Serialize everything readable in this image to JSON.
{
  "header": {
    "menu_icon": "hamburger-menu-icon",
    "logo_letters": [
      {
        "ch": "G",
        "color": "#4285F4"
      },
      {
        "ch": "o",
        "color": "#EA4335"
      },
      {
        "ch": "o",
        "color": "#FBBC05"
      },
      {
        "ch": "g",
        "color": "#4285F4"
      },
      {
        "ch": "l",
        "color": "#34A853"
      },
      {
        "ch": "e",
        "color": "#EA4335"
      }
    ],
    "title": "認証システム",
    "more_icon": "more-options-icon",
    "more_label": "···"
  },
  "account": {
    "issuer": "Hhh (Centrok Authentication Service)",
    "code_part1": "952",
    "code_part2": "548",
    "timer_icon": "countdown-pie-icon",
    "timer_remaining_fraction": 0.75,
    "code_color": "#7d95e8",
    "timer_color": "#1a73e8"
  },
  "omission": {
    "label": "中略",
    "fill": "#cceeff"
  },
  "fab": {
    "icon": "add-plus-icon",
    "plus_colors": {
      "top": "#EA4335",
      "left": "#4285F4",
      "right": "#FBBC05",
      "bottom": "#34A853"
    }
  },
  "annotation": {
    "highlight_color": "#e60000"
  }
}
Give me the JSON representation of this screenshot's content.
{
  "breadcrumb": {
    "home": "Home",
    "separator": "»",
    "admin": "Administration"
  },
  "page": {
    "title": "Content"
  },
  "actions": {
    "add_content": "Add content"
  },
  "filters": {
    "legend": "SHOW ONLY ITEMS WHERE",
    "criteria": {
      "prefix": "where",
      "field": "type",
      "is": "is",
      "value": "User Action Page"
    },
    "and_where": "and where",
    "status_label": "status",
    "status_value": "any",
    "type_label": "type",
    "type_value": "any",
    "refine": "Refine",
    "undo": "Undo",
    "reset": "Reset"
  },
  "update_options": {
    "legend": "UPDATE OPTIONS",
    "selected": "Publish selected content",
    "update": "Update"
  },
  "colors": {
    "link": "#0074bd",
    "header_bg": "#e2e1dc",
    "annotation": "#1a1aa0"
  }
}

Directive –
Above are the records; retype them all without a single difference.

Completed exercise –
Serialize everything readable in this image to JSON.
{
  "header": {
    "menu_icon": "hamburger-menu-icon",
    "logo_letters": [
      {
        "ch": "G",
        "color": "#4285F4"
      },
      {
        "ch": "o",
        "color": "#EA4335"
      },
      {
        "ch": "o",
        "color": "#FBBC05"
      },
      {
        "ch": "g",
        "color": "#4285F4"
      },
      {
        "ch": "l",
        "color": "#34A853"
      },
      {
        "ch": "e",
        "color": "#EA4335"
      }
    ],
    "title": "認証システム",
    "more_icon": "more-options-icon",
    "more_label": "···"
  },
  "account": {
    "issuer": "Hhh (Centrok Authentication Service)",
    "code_part1": "952",
    "code_part2": "548",
    "timer_icon": "countdown-pie-icon",
    "timer_remaining_fraction": 0.75,
    "code_color": "#7d95e8",
    "timer_color": "#1a73e8"
  },
  "omission": {
    "label": "中略",
    "fill": "#cceeff"
  },
  "fab": {
    "icon": "add-plus-icon",
    "plus_colors": {
      "top": "#EA4335",
      "left": "#4285F4",
      "right": "#FBBC05",
      "bottom": "#34A853"
    }
  },
  "annotation": {
    "highlight_color": "#e60000"
  }
}
Give me the JSON representation of this screenshot's content.
{
  "breadcrumb": {
    "home": "Home",
    "separator": "»",
    "admin": "Administration"
  },
  "page": {
    "title": "Content"
  },
  "actions": {
    "add_content": "Add content"
  },
  "filters": {
    "legend": "SHOW ONLY ITEMS WHERE",
    "criteria": {
      "prefix": "where",
      "field": "type",
      "is": "is",
      "value": "User Action Page"
    },
    "and_where": "and where",
    "status_label": "status",
    "status_value": "any",
    "type_label": "type",
    "type_value": "any",
    "refine": "Refine",
    "undo": "Undo",
    "reset": "Reset"
  },
  "update_options": {
    "legend": "UPDATE OPTIONS",
    "selected": "Publish selected content",
    "update": "Update"
  },
  "colors": {
    "link": "#0074bd",
    "header_bg": "#e2e1dc",
    "annotation": "#1a1aa0"
  }
}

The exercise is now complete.